Find every line in the records below that holds the word "Number", and copy it out.

■ Dataset ■
......

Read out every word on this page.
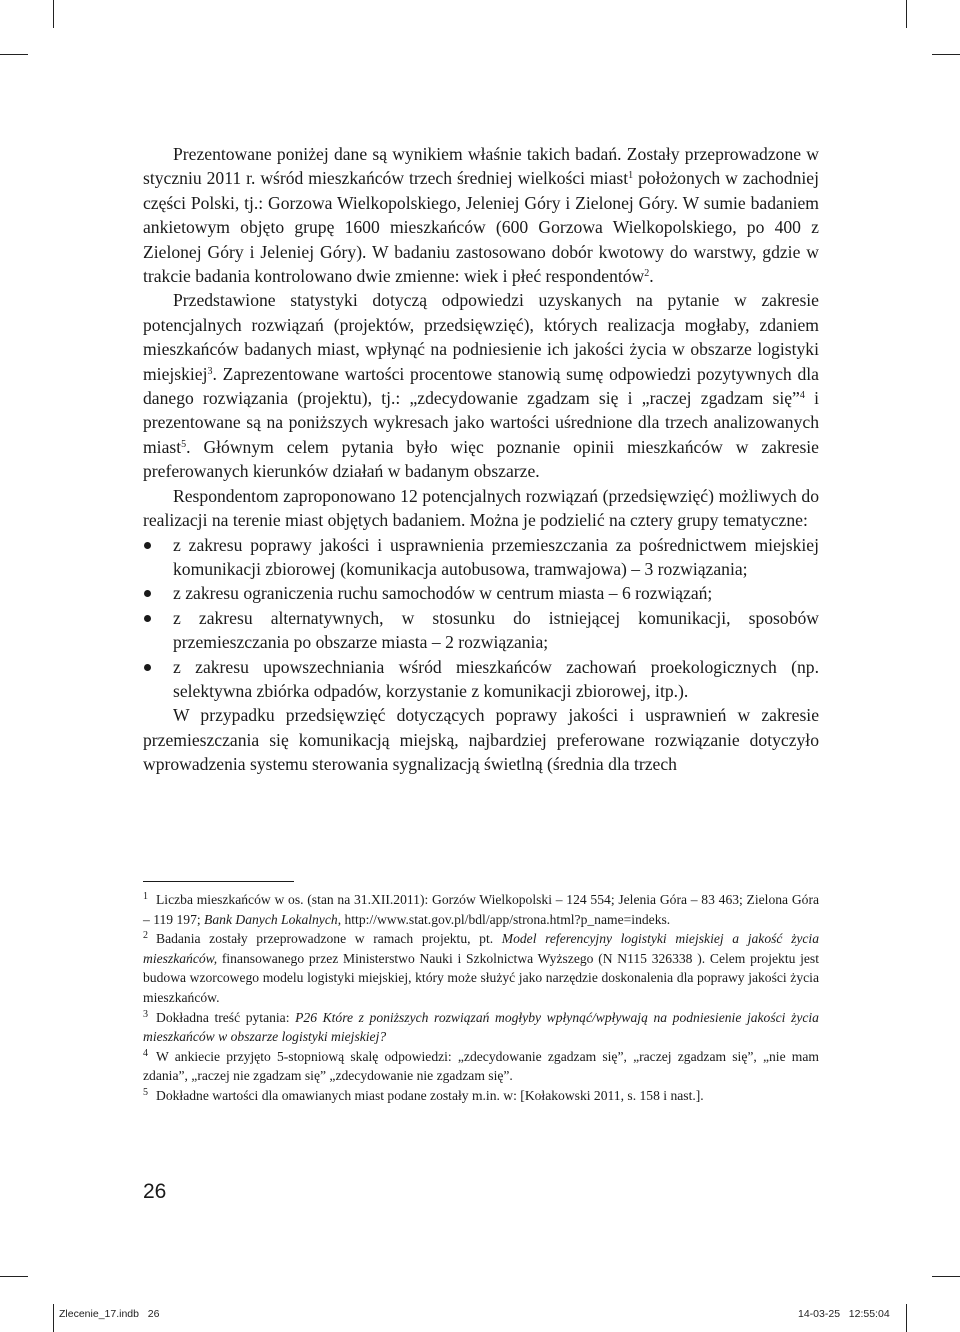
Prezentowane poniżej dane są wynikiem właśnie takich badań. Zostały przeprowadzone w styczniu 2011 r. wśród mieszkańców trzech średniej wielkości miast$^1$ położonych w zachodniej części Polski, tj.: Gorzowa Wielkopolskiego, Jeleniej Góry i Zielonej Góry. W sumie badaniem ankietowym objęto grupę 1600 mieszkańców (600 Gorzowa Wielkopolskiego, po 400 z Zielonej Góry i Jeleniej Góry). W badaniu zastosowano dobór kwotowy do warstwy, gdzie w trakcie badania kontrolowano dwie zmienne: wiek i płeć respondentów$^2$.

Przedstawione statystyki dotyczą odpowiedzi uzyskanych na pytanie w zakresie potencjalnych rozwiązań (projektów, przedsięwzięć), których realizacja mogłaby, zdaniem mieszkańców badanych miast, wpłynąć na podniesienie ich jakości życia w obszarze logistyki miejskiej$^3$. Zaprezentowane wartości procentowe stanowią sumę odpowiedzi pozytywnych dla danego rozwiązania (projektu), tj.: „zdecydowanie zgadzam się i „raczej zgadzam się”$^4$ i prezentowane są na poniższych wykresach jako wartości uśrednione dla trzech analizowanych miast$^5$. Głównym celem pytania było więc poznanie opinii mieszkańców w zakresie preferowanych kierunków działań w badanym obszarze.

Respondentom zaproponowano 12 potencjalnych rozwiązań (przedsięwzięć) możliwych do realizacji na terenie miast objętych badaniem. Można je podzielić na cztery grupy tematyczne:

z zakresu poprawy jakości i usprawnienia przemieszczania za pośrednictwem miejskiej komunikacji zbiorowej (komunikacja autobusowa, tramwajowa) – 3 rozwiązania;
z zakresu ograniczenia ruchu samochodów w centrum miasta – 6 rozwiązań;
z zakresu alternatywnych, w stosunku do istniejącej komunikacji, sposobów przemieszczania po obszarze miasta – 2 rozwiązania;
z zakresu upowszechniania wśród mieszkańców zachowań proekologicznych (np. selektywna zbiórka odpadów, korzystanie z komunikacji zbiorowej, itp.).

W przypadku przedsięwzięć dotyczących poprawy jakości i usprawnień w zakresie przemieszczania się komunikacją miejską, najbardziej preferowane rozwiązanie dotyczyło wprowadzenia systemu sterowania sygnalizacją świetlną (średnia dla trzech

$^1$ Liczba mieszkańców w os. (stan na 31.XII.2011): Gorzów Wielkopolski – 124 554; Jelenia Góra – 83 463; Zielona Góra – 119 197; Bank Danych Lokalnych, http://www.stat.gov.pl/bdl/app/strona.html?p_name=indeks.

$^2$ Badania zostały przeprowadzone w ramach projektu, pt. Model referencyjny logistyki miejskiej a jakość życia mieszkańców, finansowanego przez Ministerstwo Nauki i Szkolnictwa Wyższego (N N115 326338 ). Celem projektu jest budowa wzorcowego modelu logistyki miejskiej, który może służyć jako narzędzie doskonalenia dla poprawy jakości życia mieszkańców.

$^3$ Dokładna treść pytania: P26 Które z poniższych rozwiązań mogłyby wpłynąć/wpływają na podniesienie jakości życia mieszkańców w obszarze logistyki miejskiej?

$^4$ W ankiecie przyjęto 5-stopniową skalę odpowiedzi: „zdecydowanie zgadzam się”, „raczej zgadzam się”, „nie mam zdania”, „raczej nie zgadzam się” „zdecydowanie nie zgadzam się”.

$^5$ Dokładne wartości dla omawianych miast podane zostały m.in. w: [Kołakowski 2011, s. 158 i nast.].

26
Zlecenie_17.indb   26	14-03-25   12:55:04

......

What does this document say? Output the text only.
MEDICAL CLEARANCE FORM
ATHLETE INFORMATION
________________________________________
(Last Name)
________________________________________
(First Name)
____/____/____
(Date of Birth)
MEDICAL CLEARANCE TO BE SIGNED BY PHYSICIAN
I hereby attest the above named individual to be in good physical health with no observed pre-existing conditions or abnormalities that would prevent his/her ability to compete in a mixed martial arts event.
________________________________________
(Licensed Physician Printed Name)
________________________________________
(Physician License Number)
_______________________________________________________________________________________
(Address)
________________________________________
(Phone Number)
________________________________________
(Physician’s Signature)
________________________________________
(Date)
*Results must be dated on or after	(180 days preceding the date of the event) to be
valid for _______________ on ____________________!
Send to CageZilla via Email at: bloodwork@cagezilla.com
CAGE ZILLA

......

■ Solved exercise ■
(Physician License Number)
(Phone Number)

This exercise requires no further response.